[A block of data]
····················

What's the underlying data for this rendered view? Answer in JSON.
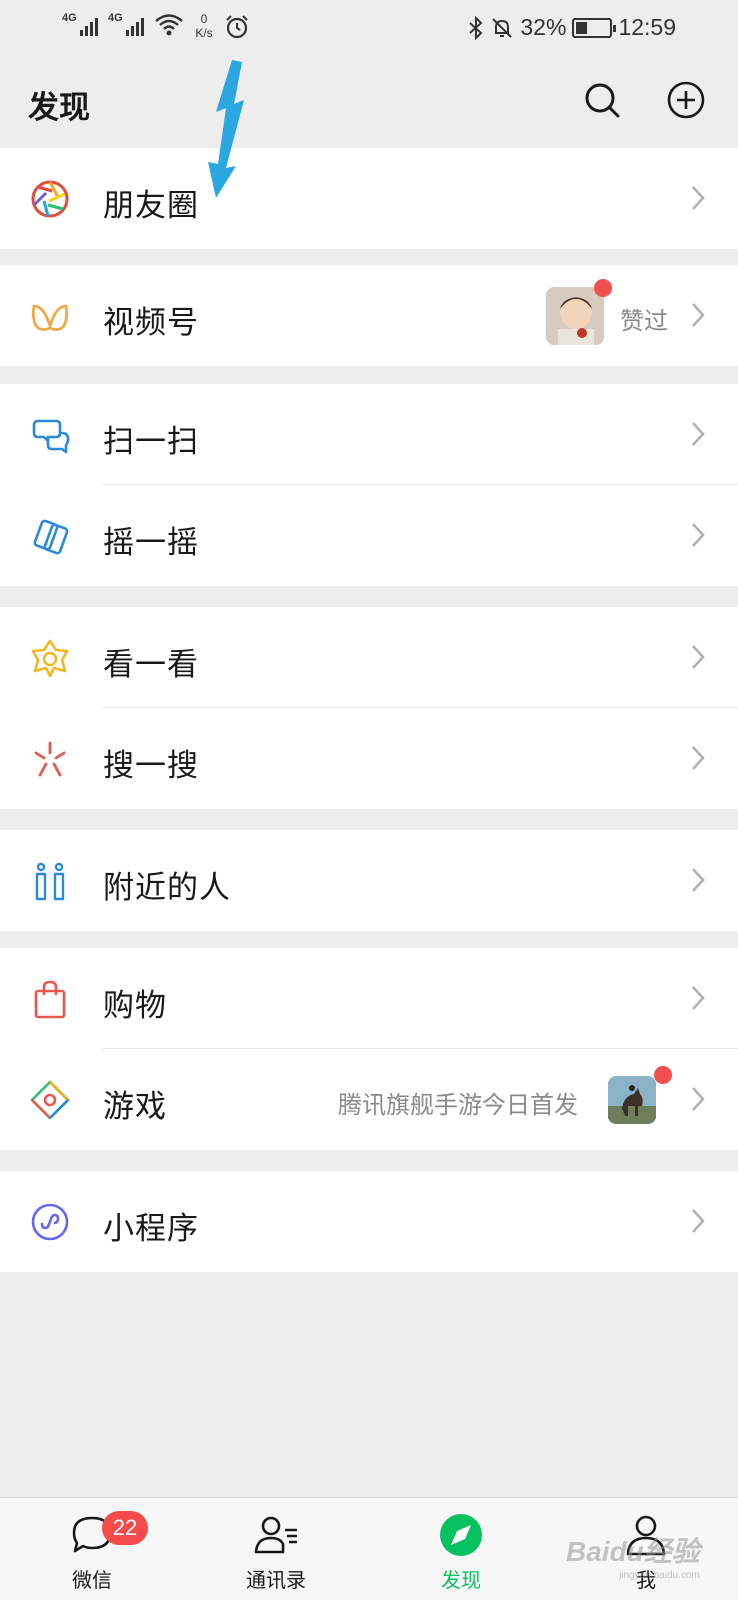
{
  "status_bar": {
    "net1": "4G",
    "net2": "4G",
    "speed_value": "0",
    "speed_unit": "K/s",
    "battery": "32%",
    "battery_level": 0.32,
    "time": "12:59"
  },
  "header": {
    "title": "发现",
    "search_icon": "search-icon",
    "add_icon": "plus-circle-icon"
  },
  "menu": {
    "moments": {
      "label": "朋友圈",
      "icon": "aperture-icon"
    },
    "channels": {
      "label": "视频号",
      "sub": "赞过",
      "icon": "butterfly-icon"
    },
    "scan": {
      "label": "扫一扫",
      "icon": "scan-icon"
    },
    "shake": {
      "label": "摇一摇",
      "icon": "shake-icon"
    },
    "top_stories": {
      "label": "看一看",
      "icon": "star-flower-icon"
    },
    "search": {
      "label": "搜一搜",
      "icon": "sparkle-icon"
    },
    "nearby": {
      "label": "附近的人",
      "icon": "people-icon"
    },
    "shopping": {
      "label": "购物",
      "icon": "shopping-bag-icon"
    },
    "games": {
      "label": "游戏",
      "sub": "腾讯旗舰手游今日首发",
      "icon": "diamond-icon"
    },
    "mini_programs": {
      "label": "小程序",
      "icon": "mini-program-icon"
    }
  },
  "tabbar": {
    "chats": {
      "label": "微信",
      "badge": "22"
    },
    "contacts": {
      "label": "通讯录"
    },
    "discover": {
      "label": "发现"
    },
    "me": {
      "label": "我"
    }
  },
  "colors": {
    "accent": "#07c160",
    "badge": "#f44a4a",
    "background": "#ededed",
    "arrow": "#2aa7e1"
  },
  "watermark": {
    "text": "Baidu经验",
    "sub": "jingyan.baidu.com"
  }
}
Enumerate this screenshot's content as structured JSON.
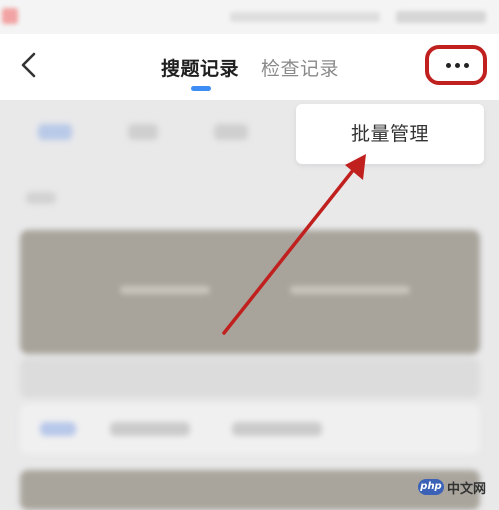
{
  "nav": {
    "back_icon": "chevron-left-icon",
    "tabs": [
      {
        "label": "搜题记录",
        "active": true
      },
      {
        "label": "检查记录",
        "active": false
      }
    ],
    "more_icon": "more-horizontal-icon"
  },
  "popup": {
    "item_label": "批量管理"
  },
  "annotation": {
    "color": "#c0201e"
  },
  "watermark": {
    "logo_text": "php",
    "site_text": "中文网"
  },
  "colors": {
    "tab_indicator": "#3d8df5",
    "annotation_red": "#c0201e"
  }
}
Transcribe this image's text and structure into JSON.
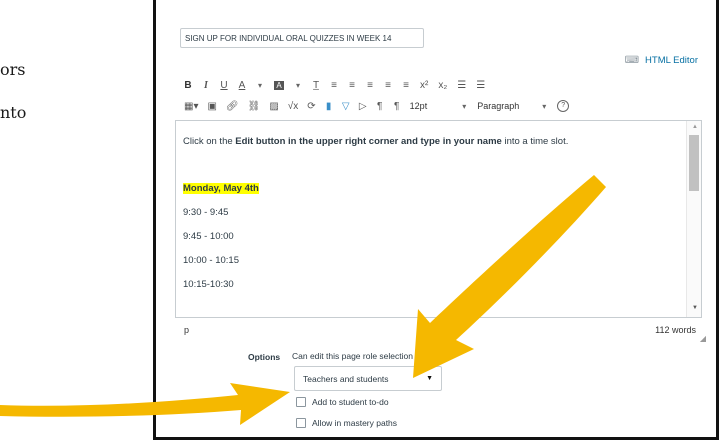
{
  "left_fragments": {
    "line1": "ors",
    "line2": "nto"
  },
  "page_title_value": "SIGN UP FOR INDIVIDUAL ORAL QUIZZES IN WEEK 14",
  "html_editor_label": "HTML Editor",
  "toolbar": {
    "row1": [
      "B",
      "I",
      "U",
      "A",
      "▾",
      "A",
      "▾",
      "T̲",
      "≡",
      "≡",
      "≡",
      "≡",
      "≡",
      "x²",
      "x₂",
      "☰",
      "☰"
    ],
    "row2_icons": [
      "table-icon",
      "media-icon",
      "link-icon",
      "unlink-icon",
      "image-icon",
      "math-icon",
      "embed-icon",
      "files-icon",
      "lti-icon",
      "record-icon",
      "pilcrow-ltr-icon",
      "pilcrow-rtl-icon"
    ],
    "font_size": "12pt",
    "paragraph": "Paragraph"
  },
  "content": {
    "intro_before": "Click on the ",
    "intro_bold": "Edit button in the upper right corner and type in your name",
    "intro_after": " into a time slot.",
    "date_heading": "Monday, May 4th",
    "slots": [
      "9:30 - 9:45",
      "9:45 - 10:00",
      "10:00 - 10:15",
      "10:15-10:30"
    ]
  },
  "status": {
    "path": "p",
    "word_count": "112 words"
  },
  "options": {
    "label": "Options",
    "permission_label": "Can edit this page role selection",
    "selected_role": "Teachers and students",
    "checkboxes": [
      "Add to student to-do",
      "Allow in mastery paths"
    ]
  },
  "colors": {
    "arrow": "#f5b800",
    "highlight": "#ffff00",
    "link": "#0770a3"
  }
}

····················

Reproduce every entry exactly, but omit each picture.

Answer for the task →
What's the underlying data for this rendered view? Answer in JSON.
{
  "status_bar": {
    "net1": "4G",
    "net2": "4G",
    "speed_value": "0",
    "speed_unit": "K/s",
    "battery": "32%",
    "battery_level": 0.32,
    "time": "12:59"
  },
  "header": {
    "title": "发现",
    "search_icon": "search-icon",
    "add_icon": "plus-circle-icon"
  },
  "menu": {
    "moments": {
      "label": "朋友圈",
      "icon": "aperture-icon"
    },
    "channels": {
      "label": "视频号",
      "sub": "赞过",
      "icon": "butterfly-icon"
    },
    "scan": {
      "label": "扫一扫",
      "icon": "scan-icon"
    },
    "shake": {
      "label": "摇一摇",
      "icon": "shake-icon"
    },
    "top_stories": {
      "label": "看一看",
      "icon": "star-flower-icon"
    },
    "search": {
      "label": "搜一搜",
      "icon": "sparkle-icon"
    },
    "nearby": {
      "label": "附近的人",
      "icon": "people-icon"
    },
    "shopping": {
      "label": "购物",
      "icon": "shopping-bag-icon"
    },
    "games": {
      "label": "游戏",
      "sub": "腾讯旗舰手游今日首发",
      "icon": "diamond-icon"
    },
    "mini_programs": {
      "label": "小程序",
      "icon": "mini-program-icon"
    }
  },
  "tabbar": {
    "chats": {
      "label": "微信",
      "badge": "22"
    },
    "contacts": {
      "label": "通讯录"
    },
    "discover": {
      "label": "发现"
    },
    "me": {
      "label": "我"
    }
  },
  "colors": {
    "accent": "#07c160",
    "badge": "#f44a4a",
    "background": "#ededed",
    "arrow": "#2aa7e1"
  },
  "watermark": {
    "text": "Baidu经验",
    "sub": "jingyan.baidu.com"
  }
}
Enumerate this screenshot's content as structured JSON.
{
  "nav": {
    "back_icon": "chevron-left-icon",
    "tabs": [
      {
        "label": "搜题记录",
        "active": true
      },
      {
        "label": "检查记录",
        "active": false
      }
    ],
    "more_icon": "more-horizontal-icon"
  },
  "popup": {
    "item_label": "批量管理"
  },
  "annotation": {
    "color": "#c0201e"
  },
  "watermark": {
    "logo_text": "php",
    "site_text": "中文网"
  },
  "colors": {
    "tab_indicator": "#3d8df5",
    "annotation_red": "#c0201e"
  }
}
Transcribe this image's text and structure into JSON.
{
  "left_fragments": {
    "line1": "ors",
    "line2": "nto"
  },
  "page_title_value": "SIGN UP FOR INDIVIDUAL ORAL QUIZZES IN WEEK 14",
  "html_editor_label": "HTML Editor",
  "toolbar": {
    "row1": [
      "B",
      "I",
      "U",
      "A",
      "▾",
      "A",
      "▾",
      "T̲",
      "≡",
      "≡",
      "≡",
      "≡",
      "≡",
      "x²",
      "x₂",
      "☰",
      "☰"
    ],
    "row2_icons": [
      "table-icon",
      "media-icon",
      "link-icon",
      "unlink-icon",
      "image-icon",
      "math-icon",
      "embed-icon",
      "files-icon",
      "lti-icon",
      "record-icon",
      "pilcrow-ltr-icon",
      "pilcrow-rtl-icon"
    ],
    "font_size": "12pt",
    "paragraph": "Paragraph"
  },
  "content": {
    "intro_before": "Click on the ",
    "intro_bold": "Edit button in the upper right corner and type in your name",
    "intro_after": " into a time slot.",
    "date_heading": "Monday, May 4th",
    "slots": [
      "9:30 - 9:45",
      "9:45 - 10:00",
      "10:00 - 10:15",
      "10:15-10:30"
    ]
  },
  "status": {
    "path": "p",
    "word_count": "112 words"
  },
  "options": {
    "label": "Options",
    "permission_label": "Can edit this page role selection",
    "selected_role": "Teachers and students",
    "checkboxes": [
      "Add to student to-do",
      "Allow in mastery paths"
    ]
  },
  "colors": {
    "arrow": "#f5b800",
    "highlight": "#ffff00",
    "link": "#0770a3"
  }
}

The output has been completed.